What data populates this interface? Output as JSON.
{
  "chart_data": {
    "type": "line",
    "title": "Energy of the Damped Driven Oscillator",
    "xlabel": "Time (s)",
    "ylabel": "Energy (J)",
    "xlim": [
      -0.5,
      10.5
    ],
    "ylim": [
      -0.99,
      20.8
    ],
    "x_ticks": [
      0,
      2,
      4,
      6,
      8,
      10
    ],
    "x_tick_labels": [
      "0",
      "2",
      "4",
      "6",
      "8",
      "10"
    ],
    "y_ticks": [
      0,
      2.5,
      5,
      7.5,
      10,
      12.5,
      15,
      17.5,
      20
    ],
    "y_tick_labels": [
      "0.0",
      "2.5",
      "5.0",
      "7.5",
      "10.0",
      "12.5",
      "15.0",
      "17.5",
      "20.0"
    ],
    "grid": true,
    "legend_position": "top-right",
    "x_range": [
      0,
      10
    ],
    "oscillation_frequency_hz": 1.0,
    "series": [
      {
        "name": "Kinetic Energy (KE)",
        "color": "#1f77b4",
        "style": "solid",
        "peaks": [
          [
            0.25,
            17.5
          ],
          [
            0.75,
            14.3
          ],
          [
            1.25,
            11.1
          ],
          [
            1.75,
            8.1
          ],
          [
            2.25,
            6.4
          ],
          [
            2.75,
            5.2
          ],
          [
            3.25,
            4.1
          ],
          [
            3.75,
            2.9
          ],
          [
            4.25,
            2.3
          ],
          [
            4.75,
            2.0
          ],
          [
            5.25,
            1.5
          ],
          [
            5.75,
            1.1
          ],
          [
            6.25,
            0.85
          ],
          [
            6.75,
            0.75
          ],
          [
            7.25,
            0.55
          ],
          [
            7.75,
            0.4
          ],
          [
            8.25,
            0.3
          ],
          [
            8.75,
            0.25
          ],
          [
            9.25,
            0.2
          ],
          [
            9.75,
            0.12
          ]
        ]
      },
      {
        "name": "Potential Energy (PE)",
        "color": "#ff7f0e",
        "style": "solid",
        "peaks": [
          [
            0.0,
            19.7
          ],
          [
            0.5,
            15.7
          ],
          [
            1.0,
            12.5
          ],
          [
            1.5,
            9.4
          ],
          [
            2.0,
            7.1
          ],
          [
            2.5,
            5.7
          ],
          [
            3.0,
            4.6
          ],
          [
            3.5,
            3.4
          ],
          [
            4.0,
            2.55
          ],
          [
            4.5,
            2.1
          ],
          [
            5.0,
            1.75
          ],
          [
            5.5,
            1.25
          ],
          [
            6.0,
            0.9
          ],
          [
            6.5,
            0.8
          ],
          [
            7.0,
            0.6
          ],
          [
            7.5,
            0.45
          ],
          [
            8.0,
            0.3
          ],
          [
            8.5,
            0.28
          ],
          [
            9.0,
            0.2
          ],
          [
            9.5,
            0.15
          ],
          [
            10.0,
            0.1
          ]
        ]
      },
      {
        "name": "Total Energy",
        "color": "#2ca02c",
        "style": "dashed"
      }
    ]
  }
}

☆ ☆ ☆ ☆

To do – Find the number of lines in which the word "name" occurs, and write nothing but that number.

Full output – 3